# [The problem]
Tally every line of the listing where the string "heart" is found, and state the total alone.

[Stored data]
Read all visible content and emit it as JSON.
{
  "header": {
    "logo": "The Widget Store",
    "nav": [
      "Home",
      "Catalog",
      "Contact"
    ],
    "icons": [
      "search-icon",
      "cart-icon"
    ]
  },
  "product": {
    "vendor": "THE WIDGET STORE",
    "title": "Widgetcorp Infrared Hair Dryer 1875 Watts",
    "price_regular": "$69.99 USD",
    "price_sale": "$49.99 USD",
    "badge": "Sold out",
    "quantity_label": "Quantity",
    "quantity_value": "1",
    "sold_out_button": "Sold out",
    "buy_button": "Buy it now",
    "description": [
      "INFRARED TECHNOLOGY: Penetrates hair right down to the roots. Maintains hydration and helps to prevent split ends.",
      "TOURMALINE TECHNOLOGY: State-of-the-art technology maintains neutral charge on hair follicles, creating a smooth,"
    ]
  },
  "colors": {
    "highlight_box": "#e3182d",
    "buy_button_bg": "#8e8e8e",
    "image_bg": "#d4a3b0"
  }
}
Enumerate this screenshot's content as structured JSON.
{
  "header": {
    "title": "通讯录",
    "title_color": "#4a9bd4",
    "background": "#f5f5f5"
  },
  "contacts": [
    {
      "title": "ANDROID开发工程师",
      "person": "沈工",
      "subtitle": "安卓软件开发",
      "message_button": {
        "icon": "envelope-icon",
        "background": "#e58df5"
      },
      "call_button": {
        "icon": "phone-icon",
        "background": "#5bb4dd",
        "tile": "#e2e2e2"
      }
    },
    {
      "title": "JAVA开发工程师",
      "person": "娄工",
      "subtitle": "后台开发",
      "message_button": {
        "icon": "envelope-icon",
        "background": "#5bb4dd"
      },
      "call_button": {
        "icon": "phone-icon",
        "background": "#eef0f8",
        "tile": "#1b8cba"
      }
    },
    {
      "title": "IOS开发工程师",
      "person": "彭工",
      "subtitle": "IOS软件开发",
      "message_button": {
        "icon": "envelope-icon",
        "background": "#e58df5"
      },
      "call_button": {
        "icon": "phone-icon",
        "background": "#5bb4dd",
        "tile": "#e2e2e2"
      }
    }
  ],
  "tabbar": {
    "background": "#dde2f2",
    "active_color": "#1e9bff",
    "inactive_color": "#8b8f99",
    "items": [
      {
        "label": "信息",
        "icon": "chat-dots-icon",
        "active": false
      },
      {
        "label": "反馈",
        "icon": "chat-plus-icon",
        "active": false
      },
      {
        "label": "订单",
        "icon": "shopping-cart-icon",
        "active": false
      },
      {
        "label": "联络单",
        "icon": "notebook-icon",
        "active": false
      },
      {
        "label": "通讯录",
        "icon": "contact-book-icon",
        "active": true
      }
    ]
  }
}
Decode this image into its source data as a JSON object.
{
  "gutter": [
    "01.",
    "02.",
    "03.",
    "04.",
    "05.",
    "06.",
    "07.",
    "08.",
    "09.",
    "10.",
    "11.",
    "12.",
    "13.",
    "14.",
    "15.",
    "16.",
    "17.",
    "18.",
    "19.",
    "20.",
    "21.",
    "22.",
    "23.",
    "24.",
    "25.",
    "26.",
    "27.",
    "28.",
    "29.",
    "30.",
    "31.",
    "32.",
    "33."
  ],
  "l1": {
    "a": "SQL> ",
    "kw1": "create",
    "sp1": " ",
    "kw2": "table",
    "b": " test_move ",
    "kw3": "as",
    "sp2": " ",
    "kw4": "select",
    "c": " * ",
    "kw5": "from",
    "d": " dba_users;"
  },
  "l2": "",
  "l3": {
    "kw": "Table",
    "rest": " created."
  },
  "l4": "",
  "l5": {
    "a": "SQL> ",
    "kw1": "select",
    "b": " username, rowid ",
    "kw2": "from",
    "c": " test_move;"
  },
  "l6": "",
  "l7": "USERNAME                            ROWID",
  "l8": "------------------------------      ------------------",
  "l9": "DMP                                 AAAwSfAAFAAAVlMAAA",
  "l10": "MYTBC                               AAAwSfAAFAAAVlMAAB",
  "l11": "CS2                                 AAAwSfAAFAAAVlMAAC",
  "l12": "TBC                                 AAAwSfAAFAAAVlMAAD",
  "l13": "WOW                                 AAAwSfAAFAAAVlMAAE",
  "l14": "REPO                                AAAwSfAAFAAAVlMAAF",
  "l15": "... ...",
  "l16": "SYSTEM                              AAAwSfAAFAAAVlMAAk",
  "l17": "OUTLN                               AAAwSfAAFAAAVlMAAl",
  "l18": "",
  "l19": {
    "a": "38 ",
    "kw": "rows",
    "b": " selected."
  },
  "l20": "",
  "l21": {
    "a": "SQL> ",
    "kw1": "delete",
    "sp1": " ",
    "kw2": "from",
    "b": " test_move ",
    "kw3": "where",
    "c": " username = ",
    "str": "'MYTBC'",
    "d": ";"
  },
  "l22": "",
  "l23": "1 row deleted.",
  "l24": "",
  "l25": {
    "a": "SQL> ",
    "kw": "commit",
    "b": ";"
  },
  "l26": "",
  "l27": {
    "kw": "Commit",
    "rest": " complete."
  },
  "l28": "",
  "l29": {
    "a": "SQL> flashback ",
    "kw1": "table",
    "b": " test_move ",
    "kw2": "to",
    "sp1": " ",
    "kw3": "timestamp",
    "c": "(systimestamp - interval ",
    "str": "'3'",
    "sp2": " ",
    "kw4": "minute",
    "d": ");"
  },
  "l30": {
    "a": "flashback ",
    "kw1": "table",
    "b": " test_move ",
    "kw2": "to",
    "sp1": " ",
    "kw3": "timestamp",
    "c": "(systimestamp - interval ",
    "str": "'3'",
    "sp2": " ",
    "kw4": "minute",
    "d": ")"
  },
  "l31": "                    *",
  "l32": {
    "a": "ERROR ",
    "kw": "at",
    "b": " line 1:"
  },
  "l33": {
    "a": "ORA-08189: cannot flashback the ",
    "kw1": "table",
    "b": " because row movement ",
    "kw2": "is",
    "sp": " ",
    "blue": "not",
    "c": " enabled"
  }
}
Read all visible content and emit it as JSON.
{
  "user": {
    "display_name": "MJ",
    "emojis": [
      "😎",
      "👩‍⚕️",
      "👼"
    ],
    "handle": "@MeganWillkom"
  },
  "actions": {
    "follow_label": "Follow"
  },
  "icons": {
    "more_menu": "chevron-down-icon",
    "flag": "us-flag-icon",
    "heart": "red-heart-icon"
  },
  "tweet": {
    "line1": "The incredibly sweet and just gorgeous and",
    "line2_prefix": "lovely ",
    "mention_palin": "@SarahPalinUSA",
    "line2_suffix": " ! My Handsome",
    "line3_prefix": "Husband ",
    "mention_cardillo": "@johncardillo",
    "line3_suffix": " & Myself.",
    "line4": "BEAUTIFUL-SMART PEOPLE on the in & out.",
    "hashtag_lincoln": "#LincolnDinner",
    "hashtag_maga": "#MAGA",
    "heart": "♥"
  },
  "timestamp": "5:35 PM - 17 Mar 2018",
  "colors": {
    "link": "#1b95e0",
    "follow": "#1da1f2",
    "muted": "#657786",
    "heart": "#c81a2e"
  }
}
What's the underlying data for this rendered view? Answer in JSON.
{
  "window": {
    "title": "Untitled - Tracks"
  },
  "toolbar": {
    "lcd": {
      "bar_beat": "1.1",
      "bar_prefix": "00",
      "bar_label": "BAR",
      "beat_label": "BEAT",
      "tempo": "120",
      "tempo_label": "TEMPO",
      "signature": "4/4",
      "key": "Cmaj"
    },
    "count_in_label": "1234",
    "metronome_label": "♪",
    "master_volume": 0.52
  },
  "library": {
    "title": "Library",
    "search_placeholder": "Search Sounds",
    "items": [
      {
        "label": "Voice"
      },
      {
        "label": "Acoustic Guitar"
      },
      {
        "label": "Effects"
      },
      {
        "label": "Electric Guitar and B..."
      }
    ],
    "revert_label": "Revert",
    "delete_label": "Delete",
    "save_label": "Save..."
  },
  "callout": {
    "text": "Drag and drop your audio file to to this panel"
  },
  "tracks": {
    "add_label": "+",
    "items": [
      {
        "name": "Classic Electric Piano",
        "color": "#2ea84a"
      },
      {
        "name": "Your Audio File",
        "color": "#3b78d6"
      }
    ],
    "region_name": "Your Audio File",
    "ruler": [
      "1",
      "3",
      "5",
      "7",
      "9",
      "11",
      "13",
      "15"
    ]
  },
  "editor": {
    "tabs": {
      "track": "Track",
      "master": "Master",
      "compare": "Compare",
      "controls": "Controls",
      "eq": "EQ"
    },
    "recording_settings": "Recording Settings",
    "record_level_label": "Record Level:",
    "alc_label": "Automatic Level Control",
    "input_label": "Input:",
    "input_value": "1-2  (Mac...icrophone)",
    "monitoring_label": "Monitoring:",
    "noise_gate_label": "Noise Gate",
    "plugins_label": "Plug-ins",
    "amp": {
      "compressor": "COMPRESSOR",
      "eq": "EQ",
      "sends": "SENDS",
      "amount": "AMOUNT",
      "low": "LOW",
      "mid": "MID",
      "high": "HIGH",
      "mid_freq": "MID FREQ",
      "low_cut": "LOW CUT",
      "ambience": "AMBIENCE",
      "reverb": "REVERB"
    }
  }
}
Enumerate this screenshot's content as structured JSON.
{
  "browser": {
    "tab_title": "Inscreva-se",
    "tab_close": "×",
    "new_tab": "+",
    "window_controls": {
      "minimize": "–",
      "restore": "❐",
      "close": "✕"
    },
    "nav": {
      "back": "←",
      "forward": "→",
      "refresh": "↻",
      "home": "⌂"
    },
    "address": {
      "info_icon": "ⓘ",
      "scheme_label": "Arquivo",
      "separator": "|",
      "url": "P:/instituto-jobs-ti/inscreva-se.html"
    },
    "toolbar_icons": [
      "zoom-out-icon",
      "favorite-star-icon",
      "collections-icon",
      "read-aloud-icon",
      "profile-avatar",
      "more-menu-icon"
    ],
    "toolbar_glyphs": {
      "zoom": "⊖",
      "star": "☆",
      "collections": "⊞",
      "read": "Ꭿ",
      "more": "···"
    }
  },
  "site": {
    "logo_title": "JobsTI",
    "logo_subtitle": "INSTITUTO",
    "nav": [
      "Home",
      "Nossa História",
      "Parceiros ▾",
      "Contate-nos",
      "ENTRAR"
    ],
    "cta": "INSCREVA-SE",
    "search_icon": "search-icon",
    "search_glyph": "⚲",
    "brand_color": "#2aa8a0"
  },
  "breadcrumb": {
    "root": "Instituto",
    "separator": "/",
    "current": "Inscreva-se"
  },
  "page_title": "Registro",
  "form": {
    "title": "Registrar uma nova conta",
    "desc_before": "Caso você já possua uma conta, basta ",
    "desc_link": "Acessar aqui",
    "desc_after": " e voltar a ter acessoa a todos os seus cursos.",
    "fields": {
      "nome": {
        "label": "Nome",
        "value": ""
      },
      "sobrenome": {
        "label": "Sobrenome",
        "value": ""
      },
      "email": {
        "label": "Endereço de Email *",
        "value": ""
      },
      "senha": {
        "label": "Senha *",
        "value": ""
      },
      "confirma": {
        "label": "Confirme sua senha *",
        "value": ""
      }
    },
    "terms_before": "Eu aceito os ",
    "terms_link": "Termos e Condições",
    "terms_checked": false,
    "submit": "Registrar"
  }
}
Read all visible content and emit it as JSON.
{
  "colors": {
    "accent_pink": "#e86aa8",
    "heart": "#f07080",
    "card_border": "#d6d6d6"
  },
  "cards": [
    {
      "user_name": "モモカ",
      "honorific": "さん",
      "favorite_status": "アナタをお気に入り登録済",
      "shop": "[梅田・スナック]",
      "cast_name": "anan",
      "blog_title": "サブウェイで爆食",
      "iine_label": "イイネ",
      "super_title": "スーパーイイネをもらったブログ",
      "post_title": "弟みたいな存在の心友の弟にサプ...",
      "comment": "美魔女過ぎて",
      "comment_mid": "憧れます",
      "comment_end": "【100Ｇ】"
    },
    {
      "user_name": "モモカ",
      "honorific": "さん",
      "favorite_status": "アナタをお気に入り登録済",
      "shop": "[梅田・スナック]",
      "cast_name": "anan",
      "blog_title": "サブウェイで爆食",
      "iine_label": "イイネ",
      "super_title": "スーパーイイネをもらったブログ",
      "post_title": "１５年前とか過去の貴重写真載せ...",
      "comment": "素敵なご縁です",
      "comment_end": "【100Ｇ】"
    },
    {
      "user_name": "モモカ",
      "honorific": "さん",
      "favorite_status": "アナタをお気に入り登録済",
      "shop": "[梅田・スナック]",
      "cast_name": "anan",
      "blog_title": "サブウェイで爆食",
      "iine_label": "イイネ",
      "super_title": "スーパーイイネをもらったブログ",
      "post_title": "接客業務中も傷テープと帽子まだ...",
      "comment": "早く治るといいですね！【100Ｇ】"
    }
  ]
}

# [The result]
4